• Data for this task:
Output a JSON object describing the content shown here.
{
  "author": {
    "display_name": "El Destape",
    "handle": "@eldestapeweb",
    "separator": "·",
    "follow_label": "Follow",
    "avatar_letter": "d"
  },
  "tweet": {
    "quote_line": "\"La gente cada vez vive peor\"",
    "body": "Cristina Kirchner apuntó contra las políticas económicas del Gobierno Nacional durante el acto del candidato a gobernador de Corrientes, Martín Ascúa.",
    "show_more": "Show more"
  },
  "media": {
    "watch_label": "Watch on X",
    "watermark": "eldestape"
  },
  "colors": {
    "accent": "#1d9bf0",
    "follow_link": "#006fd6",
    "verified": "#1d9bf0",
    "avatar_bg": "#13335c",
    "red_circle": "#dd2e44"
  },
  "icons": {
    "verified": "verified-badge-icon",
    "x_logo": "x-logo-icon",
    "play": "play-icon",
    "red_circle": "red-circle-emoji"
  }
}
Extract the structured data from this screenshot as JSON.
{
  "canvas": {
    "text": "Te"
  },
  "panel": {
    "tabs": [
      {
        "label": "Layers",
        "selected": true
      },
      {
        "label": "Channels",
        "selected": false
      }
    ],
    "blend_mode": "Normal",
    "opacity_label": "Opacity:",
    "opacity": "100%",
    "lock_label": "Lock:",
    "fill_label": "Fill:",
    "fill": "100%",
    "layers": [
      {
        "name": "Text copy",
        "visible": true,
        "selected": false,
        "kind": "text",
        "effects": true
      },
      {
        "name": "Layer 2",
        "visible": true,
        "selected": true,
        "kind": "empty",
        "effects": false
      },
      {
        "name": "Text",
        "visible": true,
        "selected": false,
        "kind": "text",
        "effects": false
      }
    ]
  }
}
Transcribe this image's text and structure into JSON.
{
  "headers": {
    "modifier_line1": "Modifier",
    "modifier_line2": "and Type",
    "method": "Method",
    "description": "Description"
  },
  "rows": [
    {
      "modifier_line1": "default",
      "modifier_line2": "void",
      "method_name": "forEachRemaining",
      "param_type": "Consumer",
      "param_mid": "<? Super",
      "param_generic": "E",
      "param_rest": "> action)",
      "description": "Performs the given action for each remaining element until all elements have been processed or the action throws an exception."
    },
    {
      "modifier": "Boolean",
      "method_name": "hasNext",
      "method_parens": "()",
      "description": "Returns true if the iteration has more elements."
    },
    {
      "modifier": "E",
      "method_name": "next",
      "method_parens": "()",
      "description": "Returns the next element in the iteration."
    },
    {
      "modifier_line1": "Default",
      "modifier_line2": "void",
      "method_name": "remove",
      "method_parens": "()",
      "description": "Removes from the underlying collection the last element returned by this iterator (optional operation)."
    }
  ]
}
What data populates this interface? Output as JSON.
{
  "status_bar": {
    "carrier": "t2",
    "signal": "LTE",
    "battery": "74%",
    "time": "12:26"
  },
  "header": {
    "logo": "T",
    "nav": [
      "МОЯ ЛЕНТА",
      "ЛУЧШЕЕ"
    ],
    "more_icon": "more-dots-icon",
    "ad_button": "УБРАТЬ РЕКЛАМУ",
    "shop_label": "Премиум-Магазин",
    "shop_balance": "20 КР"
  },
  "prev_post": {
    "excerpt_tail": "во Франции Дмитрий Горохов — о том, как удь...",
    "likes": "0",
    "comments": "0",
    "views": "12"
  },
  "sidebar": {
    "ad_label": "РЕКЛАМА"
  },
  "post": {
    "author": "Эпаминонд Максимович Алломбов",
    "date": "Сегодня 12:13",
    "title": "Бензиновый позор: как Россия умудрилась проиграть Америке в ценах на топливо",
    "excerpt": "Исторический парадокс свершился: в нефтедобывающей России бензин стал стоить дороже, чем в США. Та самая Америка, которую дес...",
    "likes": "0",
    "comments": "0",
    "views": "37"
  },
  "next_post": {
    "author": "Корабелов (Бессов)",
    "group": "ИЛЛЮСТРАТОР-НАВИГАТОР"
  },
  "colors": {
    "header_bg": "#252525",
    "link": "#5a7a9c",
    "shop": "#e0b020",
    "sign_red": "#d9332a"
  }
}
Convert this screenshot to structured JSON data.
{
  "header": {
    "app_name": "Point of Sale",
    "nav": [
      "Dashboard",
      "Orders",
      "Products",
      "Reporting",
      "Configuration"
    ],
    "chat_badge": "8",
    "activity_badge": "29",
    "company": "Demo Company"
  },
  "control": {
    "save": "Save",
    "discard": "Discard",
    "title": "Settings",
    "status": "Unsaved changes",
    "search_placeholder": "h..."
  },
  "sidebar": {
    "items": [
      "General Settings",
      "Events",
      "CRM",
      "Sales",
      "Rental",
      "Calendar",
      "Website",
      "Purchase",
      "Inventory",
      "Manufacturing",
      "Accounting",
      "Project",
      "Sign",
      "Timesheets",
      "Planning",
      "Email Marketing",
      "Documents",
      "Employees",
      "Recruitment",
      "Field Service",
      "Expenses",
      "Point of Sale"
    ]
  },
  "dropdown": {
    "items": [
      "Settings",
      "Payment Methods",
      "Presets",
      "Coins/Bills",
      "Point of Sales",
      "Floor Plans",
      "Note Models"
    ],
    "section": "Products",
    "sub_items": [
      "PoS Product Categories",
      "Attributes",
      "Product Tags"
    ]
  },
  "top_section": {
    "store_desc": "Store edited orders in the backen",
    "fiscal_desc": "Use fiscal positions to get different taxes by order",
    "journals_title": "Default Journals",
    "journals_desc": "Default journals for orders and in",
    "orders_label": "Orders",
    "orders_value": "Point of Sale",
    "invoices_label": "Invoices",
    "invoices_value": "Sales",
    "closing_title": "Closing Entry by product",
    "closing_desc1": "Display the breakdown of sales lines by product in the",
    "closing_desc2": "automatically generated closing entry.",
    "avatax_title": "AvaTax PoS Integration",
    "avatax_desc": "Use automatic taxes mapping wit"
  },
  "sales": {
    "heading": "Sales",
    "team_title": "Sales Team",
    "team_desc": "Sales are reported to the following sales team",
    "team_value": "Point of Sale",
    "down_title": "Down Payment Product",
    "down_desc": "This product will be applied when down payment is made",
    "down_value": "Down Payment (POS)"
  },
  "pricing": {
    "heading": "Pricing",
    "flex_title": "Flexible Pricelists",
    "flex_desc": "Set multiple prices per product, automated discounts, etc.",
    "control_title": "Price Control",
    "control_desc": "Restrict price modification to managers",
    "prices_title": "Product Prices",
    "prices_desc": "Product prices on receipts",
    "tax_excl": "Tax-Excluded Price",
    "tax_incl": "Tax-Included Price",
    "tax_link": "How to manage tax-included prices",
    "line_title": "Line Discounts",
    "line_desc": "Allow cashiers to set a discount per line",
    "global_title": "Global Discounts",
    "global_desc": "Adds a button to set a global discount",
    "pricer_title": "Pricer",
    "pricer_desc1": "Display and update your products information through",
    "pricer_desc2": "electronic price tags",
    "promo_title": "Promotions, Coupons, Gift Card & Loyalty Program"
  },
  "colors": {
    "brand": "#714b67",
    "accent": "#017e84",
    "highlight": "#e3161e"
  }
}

• Your objective:
Pick out the lines containing the word "verified" and show them.

• Task output:
    "verified": "#1d9bf0",
    "verified": "verified-badge-icon",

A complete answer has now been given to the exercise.